Data entries:
● ● ●

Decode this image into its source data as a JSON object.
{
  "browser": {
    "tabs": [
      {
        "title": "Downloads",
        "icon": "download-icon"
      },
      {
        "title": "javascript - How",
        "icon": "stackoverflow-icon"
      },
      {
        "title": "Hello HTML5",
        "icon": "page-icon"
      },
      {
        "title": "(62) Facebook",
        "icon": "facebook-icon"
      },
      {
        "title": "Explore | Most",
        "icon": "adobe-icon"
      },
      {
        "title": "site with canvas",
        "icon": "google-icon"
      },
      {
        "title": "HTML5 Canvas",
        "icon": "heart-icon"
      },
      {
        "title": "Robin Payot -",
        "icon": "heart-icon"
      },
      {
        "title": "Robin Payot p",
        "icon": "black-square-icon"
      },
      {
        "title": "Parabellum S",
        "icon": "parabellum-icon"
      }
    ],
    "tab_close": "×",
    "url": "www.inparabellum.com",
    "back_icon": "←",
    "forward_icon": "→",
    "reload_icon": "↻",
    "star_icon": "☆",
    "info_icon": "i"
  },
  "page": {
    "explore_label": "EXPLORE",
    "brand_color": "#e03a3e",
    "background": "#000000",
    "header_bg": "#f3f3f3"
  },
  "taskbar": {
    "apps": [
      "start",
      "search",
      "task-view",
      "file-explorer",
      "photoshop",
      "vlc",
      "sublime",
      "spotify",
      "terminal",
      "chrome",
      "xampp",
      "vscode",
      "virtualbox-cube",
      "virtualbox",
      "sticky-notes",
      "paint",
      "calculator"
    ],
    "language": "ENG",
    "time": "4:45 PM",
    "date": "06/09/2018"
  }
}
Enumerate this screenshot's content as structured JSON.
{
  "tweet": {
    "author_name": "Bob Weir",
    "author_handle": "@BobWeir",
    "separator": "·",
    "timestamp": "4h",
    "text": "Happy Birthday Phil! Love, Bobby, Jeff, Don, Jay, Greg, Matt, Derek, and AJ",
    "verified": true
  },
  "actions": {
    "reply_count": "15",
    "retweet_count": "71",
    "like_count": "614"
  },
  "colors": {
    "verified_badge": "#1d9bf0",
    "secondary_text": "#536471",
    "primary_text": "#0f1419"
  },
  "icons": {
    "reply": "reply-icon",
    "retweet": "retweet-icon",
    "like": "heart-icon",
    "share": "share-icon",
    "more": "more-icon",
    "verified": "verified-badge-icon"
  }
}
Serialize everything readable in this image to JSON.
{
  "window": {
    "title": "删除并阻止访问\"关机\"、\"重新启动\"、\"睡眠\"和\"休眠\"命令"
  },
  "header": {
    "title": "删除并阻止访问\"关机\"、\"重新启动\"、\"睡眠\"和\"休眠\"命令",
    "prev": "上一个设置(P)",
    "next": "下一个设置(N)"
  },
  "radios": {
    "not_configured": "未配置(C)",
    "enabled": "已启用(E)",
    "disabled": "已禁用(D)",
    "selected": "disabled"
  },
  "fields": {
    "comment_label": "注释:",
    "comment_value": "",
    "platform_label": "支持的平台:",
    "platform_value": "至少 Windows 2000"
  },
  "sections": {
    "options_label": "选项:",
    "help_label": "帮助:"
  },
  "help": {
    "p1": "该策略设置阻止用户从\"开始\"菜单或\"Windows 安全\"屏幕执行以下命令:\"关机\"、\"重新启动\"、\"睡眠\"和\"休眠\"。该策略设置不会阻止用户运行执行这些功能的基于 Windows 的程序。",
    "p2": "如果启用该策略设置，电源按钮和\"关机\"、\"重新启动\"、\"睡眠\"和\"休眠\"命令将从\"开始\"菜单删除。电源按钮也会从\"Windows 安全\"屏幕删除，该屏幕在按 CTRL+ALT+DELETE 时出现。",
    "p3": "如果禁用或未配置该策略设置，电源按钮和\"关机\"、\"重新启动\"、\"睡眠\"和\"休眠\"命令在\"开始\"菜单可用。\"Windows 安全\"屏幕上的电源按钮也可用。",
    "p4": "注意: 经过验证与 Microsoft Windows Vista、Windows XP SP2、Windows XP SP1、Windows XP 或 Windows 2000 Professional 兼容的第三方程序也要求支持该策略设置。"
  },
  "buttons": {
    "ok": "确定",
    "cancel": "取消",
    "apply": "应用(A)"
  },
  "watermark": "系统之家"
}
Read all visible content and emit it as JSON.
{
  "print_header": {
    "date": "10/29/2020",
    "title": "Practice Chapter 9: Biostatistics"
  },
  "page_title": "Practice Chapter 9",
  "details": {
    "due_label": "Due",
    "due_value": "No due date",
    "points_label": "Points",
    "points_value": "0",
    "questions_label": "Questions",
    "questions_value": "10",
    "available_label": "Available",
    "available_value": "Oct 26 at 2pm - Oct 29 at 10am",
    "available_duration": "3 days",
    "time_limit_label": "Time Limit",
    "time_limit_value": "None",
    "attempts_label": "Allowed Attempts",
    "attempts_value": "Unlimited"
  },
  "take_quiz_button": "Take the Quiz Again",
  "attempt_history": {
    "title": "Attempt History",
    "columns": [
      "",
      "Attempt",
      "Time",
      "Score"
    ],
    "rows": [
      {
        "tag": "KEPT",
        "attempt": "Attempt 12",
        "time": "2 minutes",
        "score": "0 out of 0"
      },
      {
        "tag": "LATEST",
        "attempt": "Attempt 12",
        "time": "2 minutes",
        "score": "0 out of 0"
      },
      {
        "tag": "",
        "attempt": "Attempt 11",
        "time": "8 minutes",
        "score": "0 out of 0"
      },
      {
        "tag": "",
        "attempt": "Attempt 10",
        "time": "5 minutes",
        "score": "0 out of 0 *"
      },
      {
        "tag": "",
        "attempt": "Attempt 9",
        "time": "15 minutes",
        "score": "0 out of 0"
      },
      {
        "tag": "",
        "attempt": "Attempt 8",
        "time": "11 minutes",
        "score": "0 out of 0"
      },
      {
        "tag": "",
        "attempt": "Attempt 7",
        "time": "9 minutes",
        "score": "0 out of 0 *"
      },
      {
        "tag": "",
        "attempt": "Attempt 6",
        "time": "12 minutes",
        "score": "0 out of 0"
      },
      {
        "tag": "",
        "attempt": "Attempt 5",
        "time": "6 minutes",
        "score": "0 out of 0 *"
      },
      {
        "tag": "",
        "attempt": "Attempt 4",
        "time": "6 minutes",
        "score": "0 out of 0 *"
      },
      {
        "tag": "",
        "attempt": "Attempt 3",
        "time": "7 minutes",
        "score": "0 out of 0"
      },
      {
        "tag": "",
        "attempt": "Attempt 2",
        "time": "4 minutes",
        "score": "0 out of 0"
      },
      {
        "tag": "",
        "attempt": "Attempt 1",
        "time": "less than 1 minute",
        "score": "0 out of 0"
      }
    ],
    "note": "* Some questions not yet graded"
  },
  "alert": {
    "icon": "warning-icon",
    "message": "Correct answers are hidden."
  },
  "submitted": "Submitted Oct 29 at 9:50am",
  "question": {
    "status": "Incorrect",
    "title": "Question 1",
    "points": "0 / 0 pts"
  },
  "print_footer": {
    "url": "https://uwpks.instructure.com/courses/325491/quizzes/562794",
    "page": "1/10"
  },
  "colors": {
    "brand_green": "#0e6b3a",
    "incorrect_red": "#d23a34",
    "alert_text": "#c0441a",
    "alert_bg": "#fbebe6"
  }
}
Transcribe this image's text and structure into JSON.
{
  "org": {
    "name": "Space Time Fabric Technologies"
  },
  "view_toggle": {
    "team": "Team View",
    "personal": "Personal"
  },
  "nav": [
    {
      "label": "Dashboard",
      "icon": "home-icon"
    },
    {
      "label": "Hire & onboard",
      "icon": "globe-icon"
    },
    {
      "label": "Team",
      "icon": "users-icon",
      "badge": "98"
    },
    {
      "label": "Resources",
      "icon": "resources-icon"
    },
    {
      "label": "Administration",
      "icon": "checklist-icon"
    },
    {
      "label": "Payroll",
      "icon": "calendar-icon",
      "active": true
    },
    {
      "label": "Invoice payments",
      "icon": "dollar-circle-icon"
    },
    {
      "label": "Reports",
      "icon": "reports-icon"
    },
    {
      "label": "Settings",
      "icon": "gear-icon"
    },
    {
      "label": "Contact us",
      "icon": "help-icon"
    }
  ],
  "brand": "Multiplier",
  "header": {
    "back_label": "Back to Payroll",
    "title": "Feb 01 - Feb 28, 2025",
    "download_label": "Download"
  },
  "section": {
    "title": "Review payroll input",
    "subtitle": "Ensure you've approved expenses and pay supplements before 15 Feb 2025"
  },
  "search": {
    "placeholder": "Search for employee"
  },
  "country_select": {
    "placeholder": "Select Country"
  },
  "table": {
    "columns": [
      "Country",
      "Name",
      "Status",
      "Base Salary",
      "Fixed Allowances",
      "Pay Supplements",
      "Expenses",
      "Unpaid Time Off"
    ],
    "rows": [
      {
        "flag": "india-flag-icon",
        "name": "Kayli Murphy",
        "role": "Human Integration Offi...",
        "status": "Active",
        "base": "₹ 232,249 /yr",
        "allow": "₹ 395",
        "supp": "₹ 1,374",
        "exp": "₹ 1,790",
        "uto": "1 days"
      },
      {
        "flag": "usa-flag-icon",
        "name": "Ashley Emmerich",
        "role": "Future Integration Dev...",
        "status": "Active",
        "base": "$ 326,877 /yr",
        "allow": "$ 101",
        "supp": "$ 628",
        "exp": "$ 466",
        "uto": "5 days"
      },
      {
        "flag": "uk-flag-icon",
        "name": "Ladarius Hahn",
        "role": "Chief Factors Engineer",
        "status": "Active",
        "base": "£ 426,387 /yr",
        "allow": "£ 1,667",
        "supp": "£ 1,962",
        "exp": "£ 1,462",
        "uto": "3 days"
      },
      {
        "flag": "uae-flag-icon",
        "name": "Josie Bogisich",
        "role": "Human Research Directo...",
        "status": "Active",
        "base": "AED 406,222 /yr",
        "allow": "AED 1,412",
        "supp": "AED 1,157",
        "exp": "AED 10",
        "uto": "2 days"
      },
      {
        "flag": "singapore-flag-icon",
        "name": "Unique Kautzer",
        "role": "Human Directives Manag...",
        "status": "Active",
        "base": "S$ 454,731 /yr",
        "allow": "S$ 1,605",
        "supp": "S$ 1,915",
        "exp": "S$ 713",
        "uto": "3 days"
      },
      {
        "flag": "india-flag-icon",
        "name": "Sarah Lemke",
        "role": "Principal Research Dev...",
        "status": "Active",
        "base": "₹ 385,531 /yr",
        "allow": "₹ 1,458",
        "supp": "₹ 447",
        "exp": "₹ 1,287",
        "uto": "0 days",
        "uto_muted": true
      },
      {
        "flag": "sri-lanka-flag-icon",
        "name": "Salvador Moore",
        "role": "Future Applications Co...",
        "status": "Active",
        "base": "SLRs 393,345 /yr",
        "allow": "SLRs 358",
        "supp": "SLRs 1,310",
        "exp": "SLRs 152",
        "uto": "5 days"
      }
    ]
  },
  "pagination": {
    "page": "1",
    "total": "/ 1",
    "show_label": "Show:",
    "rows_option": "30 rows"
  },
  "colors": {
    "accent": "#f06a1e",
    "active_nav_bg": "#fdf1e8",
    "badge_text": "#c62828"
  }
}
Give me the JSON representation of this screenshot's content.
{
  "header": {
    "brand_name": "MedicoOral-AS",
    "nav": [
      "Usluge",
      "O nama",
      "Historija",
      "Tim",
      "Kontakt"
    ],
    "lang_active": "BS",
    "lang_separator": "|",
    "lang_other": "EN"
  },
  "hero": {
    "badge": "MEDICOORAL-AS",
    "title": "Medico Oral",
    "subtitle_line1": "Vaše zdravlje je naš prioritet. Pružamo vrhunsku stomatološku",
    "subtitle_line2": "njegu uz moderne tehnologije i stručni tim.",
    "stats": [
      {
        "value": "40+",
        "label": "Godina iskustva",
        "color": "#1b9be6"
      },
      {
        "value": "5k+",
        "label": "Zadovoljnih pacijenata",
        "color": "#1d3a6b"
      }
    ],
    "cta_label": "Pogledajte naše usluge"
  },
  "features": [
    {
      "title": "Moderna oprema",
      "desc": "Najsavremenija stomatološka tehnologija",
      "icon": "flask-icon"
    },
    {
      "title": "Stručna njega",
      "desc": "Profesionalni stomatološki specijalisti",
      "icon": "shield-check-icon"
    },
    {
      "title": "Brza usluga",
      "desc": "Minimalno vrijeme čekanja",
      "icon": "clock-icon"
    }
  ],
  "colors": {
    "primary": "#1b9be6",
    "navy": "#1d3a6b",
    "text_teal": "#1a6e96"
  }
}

● ● ●

## EXERCISE DIRECTIONS
Filter the data for the string "Future" and copy every line that has it.

## ANSWER TO THE PROBLEM
        "role": "Future Integration Dev...",
        "role": "Future Applications Co...",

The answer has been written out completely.